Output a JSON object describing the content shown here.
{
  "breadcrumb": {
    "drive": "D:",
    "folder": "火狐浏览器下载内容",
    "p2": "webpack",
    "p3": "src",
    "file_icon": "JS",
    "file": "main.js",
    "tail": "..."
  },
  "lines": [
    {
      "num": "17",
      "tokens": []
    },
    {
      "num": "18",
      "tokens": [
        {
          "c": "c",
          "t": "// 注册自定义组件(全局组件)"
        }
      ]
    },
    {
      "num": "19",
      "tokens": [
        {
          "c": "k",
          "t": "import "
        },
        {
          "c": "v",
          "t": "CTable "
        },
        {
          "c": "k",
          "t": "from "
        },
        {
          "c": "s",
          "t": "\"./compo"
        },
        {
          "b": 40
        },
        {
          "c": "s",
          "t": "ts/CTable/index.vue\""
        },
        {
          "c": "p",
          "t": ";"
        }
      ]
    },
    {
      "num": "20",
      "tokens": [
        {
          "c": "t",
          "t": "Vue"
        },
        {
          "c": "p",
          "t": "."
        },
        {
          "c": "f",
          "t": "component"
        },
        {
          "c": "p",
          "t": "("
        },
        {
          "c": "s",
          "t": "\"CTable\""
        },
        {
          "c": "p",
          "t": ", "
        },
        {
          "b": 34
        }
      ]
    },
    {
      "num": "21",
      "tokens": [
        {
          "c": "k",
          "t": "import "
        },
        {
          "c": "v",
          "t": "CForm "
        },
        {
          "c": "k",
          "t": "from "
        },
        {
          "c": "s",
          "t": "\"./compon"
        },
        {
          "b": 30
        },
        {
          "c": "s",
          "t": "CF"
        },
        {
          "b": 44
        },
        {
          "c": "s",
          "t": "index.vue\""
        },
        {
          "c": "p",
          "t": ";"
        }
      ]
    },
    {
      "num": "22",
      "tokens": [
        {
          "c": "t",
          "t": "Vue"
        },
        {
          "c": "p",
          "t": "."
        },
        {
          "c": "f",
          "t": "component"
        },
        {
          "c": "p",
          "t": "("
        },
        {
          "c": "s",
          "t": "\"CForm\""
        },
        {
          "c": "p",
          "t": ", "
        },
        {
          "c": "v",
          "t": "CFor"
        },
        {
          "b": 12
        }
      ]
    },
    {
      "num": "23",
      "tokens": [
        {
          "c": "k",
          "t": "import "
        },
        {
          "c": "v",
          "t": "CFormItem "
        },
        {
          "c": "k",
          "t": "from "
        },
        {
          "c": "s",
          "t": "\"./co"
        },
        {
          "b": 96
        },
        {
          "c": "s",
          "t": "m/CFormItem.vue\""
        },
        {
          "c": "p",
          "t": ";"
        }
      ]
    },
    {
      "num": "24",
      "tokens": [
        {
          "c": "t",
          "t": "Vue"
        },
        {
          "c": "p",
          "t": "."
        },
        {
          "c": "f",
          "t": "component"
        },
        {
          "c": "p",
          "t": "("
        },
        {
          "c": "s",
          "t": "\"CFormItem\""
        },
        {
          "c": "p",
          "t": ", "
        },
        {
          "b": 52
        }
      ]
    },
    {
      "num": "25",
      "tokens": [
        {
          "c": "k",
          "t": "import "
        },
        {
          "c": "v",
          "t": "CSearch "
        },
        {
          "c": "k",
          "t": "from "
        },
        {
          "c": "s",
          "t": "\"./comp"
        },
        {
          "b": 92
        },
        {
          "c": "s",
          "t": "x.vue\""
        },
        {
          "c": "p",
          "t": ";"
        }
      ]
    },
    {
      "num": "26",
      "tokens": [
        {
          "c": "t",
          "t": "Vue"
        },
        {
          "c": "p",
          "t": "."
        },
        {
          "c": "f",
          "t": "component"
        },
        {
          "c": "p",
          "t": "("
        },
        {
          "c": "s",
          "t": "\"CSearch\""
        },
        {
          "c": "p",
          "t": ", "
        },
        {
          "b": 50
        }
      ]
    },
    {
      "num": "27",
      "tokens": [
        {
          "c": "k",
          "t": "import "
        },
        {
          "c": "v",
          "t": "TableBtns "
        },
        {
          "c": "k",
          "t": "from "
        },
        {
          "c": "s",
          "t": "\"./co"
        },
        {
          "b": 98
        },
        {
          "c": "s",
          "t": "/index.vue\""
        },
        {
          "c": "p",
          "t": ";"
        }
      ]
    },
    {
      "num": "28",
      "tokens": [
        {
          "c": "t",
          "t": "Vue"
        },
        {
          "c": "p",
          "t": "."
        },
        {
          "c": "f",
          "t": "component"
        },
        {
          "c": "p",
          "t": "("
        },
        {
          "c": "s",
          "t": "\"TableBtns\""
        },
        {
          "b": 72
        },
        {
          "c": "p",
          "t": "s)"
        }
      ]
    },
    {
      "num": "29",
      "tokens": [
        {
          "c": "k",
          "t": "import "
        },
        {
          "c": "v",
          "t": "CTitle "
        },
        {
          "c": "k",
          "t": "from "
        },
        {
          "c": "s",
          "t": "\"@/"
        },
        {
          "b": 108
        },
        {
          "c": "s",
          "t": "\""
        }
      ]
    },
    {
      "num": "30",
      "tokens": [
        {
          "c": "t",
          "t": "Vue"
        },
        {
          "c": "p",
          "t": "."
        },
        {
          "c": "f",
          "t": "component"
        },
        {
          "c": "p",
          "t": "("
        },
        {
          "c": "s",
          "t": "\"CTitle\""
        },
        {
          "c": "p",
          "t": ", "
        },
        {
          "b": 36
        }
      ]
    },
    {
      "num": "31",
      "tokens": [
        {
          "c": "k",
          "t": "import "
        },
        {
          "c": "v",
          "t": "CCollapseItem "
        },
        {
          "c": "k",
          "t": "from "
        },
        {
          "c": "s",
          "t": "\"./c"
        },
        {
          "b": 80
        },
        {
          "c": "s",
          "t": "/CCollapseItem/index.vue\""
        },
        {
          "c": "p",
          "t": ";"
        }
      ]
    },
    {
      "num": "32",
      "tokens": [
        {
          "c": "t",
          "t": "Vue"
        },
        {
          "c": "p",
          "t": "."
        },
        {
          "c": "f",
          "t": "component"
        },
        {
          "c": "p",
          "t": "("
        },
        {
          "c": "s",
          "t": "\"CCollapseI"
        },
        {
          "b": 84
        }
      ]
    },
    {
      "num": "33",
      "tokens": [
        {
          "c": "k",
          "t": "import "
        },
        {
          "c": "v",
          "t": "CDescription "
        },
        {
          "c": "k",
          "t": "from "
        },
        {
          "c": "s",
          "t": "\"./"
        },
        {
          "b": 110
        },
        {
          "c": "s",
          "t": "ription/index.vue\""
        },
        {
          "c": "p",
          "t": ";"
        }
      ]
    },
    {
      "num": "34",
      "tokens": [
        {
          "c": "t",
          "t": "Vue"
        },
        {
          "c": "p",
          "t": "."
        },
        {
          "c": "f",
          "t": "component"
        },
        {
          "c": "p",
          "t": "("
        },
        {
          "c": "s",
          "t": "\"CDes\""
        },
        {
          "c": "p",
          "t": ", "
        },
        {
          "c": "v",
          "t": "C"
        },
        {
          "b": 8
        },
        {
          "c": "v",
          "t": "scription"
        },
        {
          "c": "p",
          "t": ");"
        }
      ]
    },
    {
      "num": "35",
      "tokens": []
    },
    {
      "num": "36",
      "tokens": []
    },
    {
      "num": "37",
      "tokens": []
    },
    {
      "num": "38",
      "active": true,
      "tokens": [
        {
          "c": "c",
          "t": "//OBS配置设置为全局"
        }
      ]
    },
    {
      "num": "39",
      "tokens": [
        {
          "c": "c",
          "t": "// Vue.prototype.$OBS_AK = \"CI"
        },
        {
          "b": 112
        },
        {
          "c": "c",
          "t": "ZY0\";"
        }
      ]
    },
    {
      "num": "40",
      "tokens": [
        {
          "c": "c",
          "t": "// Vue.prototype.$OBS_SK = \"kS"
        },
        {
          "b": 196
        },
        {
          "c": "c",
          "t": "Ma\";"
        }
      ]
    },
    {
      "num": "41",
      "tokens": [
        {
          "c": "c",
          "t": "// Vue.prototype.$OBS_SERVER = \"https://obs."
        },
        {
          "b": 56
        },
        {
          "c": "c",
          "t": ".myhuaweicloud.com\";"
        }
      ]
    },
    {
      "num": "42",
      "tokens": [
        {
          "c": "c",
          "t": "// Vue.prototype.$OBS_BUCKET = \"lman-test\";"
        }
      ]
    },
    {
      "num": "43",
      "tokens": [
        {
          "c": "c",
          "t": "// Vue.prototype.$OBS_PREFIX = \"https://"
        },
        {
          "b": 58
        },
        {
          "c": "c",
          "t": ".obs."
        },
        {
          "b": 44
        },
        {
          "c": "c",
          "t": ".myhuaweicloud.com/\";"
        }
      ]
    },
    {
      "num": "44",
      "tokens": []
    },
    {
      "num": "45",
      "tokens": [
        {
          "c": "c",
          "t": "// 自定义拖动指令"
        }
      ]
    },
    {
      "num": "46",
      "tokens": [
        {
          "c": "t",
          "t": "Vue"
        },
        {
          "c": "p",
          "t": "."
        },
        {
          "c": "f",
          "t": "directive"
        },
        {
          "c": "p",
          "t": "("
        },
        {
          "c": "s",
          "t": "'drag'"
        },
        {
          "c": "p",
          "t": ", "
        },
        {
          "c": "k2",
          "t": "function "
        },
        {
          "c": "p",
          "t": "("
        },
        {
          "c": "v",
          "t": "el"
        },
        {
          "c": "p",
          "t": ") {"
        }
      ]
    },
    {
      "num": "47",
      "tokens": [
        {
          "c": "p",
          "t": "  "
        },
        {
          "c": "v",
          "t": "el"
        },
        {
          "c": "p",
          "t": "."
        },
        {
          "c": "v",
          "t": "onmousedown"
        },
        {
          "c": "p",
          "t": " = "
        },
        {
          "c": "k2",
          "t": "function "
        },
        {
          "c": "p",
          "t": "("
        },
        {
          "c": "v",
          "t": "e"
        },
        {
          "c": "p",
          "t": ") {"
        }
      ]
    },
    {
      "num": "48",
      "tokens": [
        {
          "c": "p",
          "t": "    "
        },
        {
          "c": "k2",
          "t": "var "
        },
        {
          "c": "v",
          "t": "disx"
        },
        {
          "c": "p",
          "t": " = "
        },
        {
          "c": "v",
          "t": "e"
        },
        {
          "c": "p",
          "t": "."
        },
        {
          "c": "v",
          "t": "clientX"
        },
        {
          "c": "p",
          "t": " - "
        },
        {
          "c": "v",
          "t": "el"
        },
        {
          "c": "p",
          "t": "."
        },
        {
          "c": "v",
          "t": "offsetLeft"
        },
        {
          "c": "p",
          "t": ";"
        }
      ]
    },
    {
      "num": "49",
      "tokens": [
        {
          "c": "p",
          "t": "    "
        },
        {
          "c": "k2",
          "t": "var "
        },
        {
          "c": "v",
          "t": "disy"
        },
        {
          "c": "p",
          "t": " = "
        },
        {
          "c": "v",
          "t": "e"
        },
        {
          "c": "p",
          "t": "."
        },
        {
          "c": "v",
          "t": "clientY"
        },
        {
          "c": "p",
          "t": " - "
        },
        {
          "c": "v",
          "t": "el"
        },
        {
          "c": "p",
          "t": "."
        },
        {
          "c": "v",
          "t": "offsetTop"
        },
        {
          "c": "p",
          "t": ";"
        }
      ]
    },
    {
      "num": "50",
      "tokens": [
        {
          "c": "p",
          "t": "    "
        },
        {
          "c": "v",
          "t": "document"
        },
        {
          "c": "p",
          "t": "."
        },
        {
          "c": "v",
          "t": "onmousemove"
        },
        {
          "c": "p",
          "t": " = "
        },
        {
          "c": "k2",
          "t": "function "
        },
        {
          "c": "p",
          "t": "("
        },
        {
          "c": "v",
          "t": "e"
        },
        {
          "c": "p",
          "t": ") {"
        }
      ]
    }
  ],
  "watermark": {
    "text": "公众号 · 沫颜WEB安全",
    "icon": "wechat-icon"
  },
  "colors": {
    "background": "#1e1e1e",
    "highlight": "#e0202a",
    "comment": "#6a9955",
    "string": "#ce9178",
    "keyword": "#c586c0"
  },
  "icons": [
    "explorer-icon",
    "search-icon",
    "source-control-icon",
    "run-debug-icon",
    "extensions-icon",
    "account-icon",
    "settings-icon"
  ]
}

EXERCISE DIRECTIONS: Identify every line above that includes the word "CTable", and show those lines.

WRITTEN RESPONSE:
          "t": "CTable "
          "t": "ts/CTable/index.vue\""
          "t": "\"CTable\""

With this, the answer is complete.